Task to complete. All of the material should be reproduced exactly, with pictures left out.

* begin *

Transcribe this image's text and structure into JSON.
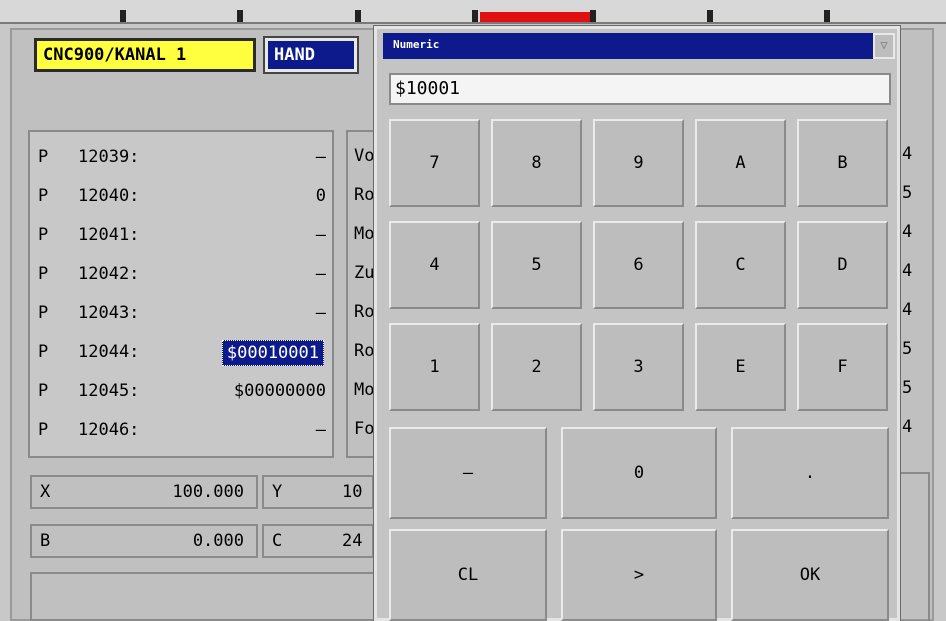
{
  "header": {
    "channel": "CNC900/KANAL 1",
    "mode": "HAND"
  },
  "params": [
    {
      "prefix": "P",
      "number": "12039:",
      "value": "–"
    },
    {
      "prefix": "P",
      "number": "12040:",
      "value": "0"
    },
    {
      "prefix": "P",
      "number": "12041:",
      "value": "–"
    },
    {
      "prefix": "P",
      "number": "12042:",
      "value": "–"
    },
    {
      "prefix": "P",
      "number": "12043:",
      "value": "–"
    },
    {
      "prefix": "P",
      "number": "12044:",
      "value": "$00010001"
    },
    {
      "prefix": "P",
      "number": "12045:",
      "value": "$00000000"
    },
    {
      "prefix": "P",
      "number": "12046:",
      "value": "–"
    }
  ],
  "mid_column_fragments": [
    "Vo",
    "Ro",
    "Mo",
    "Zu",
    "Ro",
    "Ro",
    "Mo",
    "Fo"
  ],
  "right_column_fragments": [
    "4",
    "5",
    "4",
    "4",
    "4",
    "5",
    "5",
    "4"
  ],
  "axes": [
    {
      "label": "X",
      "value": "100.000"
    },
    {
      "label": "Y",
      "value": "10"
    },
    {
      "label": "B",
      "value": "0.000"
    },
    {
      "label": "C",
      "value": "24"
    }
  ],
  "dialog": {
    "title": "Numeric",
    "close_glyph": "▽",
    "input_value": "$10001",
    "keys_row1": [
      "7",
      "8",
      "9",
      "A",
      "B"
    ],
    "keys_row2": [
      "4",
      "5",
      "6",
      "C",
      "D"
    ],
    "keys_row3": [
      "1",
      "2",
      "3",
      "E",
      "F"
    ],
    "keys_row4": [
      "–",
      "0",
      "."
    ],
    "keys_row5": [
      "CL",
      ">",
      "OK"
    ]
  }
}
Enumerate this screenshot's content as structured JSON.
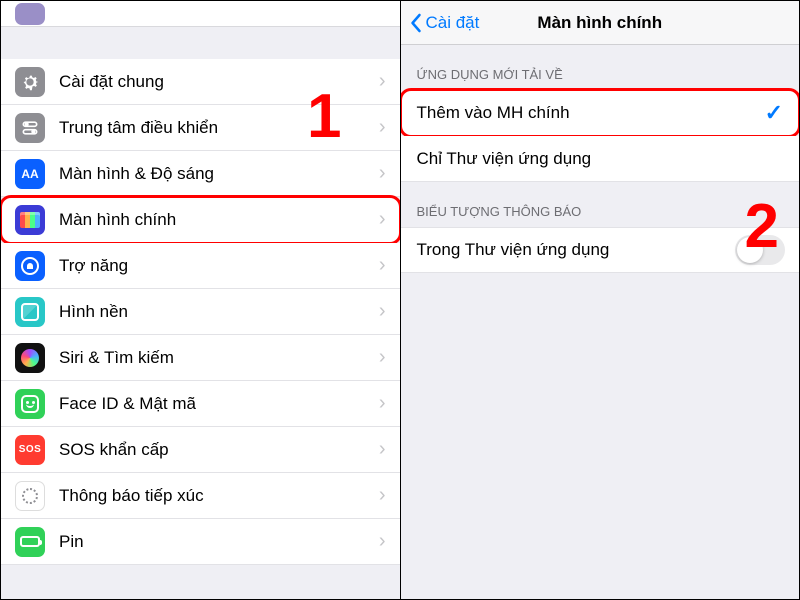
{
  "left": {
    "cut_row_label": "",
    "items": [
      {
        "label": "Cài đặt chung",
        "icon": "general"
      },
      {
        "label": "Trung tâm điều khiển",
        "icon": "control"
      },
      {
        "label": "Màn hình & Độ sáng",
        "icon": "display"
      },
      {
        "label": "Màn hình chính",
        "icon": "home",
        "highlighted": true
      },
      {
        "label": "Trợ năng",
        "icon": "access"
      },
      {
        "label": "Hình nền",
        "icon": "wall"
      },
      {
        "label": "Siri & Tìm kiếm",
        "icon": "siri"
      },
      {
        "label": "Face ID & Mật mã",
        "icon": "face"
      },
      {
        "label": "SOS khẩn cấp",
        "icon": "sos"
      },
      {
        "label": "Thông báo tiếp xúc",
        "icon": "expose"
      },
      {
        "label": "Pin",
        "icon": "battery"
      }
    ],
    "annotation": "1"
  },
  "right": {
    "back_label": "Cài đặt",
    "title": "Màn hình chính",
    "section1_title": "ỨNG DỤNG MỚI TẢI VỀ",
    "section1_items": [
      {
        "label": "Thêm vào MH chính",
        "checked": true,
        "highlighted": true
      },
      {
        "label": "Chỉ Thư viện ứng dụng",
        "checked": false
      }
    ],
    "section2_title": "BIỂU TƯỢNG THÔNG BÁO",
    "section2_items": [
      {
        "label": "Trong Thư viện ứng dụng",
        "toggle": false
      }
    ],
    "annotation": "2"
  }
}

* end *

Task answer.
Transcribe this image's text and structure into JSON.
{
  "header": {
    "channel": "CNC900/KANAL 1",
    "mode": "HAND"
  },
  "params": [
    {
      "prefix": "P",
      "number": "12039:",
      "value": "–"
    },
    {
      "prefix": "P",
      "number": "12040:",
      "value": "0"
    },
    {
      "prefix": "P",
      "number": "12041:",
      "value": "–"
    },
    {
      "prefix": "P",
      "number": "12042:",
      "value": "–"
    },
    {
      "prefix": "P",
      "number": "12043:",
      "value": "–"
    },
    {
      "prefix": "P",
      "number": "12044:",
      "value": "$00010001"
    },
    {
      "prefix": "P",
      "number": "12045:",
      "value": "$00000000"
    },
    {
      "prefix": "P",
      "number": "12046:",
      "value": "–"
    }
  ],
  "mid_column_fragments": [
    "Vo",
    "Ro",
    "Mo",
    "Zu",
    "Ro",
    "Ro",
    "Mo",
    "Fo"
  ],
  "right_column_fragments": [
    "4",
    "5",
    "4",
    "4",
    "4",
    "5",
    "5",
    "4"
  ],
  "axes": [
    {
      "label": "X",
      "value": "100.000"
    },
    {
      "label": "Y",
      "value": "10"
    },
    {
      "label": "B",
      "value": "0.000"
    },
    {
      "label": "C",
      "value": "24"
    }
  ],
  "dialog": {
    "title": "Numeric",
    "close_glyph": "▽",
    "input_value": "$10001",
    "keys_row1": [
      "7",
      "8",
      "9",
      "A",
      "B"
    ],
    "keys_row2": [
      "4",
      "5",
      "6",
      "C",
      "D"
    ],
    "keys_row3": [
      "1",
      "2",
      "3",
      "E",
      "F"
    ],
    "keys_row4": [
      "–",
      "0",
      "."
    ],
    "keys_row5": [
      "CL",
      ">",
      "OK"
    ]
  }
}
Enumerate this screenshot's content as structured JSON.
{
  "left": {
    "cut_row_label": "",
    "items": [
      {
        "label": "Cài đặt chung",
        "icon": "general"
      },
      {
        "label": "Trung tâm điều khiển",
        "icon": "control"
      },
      {
        "label": "Màn hình & Độ sáng",
        "icon": "display"
      },
      {
        "label": "Màn hình chính",
        "icon": "home",
        "highlighted": true
      },
      {
        "label": "Trợ năng",
        "icon": "access"
      },
      {
        "label": "Hình nền",
        "icon": "wall"
      },
      {
        "label": "Siri & Tìm kiếm",
        "icon": "siri"
      },
      {
        "label": "Face ID & Mật mã",
        "icon": "face"
      },
      {
        "label": "SOS khẩn cấp",
        "icon": "sos"
      },
      {
        "label": "Thông báo tiếp xúc",
        "icon": "expose"
      },
      {
        "label": "Pin",
        "icon": "battery"
      }
    ],
    "annotation": "1"
  },
  "right": {
    "back_label": "Cài đặt",
    "title": "Màn hình chính",
    "section1_title": "ỨNG DỤNG MỚI TẢI VỀ",
    "section1_items": [
      {
        "label": "Thêm vào MH chính",
        "checked": true,
        "highlighted": true
      },
      {
        "label": "Chỉ Thư viện ứng dụng",
        "checked": false
      }
    ],
    "section2_title": "BIỂU TƯỢNG THÔNG BÁO",
    "section2_items": [
      {
        "label": "Trong Thư viện ứng dụng",
        "toggle": false
      }
    ],
    "annotation": "2"
  }
}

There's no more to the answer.